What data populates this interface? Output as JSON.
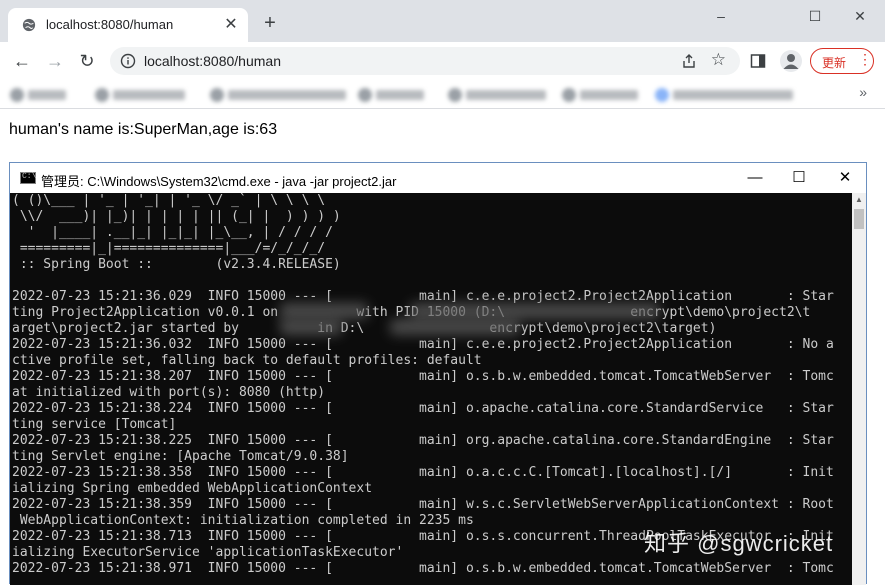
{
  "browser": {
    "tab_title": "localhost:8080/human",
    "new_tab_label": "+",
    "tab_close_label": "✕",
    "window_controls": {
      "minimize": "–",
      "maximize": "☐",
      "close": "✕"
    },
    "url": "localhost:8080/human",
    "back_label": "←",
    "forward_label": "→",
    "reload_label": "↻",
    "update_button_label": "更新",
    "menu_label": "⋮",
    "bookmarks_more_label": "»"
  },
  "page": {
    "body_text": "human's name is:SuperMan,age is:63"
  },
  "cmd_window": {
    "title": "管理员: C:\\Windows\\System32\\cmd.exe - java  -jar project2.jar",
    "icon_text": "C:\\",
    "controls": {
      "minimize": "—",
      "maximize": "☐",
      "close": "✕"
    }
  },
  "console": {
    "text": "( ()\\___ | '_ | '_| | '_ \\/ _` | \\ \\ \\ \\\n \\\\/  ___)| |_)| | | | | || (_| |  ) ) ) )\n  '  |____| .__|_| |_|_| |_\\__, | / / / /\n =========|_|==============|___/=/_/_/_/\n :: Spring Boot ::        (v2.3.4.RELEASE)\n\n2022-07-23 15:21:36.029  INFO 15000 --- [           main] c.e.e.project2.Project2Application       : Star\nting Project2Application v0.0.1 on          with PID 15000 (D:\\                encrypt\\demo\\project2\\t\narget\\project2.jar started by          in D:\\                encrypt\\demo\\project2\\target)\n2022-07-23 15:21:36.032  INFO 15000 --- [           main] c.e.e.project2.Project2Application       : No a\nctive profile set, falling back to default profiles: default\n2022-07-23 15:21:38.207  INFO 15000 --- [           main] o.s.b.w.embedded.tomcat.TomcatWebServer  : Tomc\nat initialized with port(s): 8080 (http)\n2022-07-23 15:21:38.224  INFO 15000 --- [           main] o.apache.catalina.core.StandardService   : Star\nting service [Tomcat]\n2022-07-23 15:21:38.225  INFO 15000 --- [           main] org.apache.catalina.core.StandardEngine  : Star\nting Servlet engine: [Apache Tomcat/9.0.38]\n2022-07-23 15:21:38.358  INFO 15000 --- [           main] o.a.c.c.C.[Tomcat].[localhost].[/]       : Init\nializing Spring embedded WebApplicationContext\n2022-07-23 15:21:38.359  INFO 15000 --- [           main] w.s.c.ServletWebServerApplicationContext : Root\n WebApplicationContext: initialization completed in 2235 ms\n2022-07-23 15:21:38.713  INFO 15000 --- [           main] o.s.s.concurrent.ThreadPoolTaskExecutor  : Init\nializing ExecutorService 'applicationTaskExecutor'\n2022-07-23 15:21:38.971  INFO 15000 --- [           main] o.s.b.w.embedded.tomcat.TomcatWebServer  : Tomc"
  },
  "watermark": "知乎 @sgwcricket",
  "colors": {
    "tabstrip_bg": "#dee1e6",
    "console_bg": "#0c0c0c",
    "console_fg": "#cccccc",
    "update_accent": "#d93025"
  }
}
++++++++++++++++++++
Written exercise
Identify and copy lines that hold the string "localhost".

Problem solution
    "tab_title": "localhost:8080/human",
    "url": "localhost:8080/human",
    "text": "( ()\\___ | '_ | '_| | '_ \\/ _` | \\ \\ \\ \\\n \\\\/  ___)| |_)| | | | | || (_| |  ) ) ) )\n  '  |____| .__|_| |_|_| |_\\__, | / / / /\n =========|_|==============|___/=/_/_/_/\n :: Spring Boot ::        (v2.3.4.RELEASE)\n\n2022-07-23 15:21:36.029  INFO 15000 --- [           main] c.e.e.project2.Project2Application       : Star\nting Project2Application v0.0.1 on          with PID 15000 (D:\\                encrypt\\demo\\project2\\t\narget\\project2.jar started by          in D:\\                encrypt\\demo\\project2\\target)\n2022-07-23 15:21:36.032  INFO 15000 --- [           main] c.e.e.project2.Project2Application       : No a\nctive profile set, falling back to default profiles: default\n2022-07-23 15:21:38.207  INFO 15000 --- [           main] o.s.b.w.embedded.tomcat.TomcatWebServer  : Tomc\nat initialized with port(s): 8080 (http)\n2022-07-23 15:21:38.224  INFO 15000 --- [           main] o.apache.catalina.core.StandardService   : Star\nting service [Tomcat]\n2022-07-23 15:21:38.225  INFO 15000 --- [           main] org.apache.catalina.core.StandardEngine  : Star\nting Servlet engine: [Apache Tomcat/9.0.38]\n2022-07-23 15:21:38.358  INFO 15000 --- [           main] o.a.c.c.C.[Tomcat].[localhost].[/]       : Init\nializing Spring embedded WebApplicationContext\n2022-07-23 15:21:38.359  INFO 15000 --- [           main] w.s.c.ServletWebServerApplicationContext : Root\n WebApplicationContext: initialization completed in 2235 ms\n2022-07-23 15:21:38.713  INFO 15000 --- [           main] o.s.s.concurrent.ThreadPoolTaskExecutor  : Init\nializing ExecutorService 'applicationTaskExecutor'\n2022-07-23 15:21:38.971  INFO 15000 --- [           main] o.s.b.w.embedded.tomcat.TomcatWebServer  : Tomc"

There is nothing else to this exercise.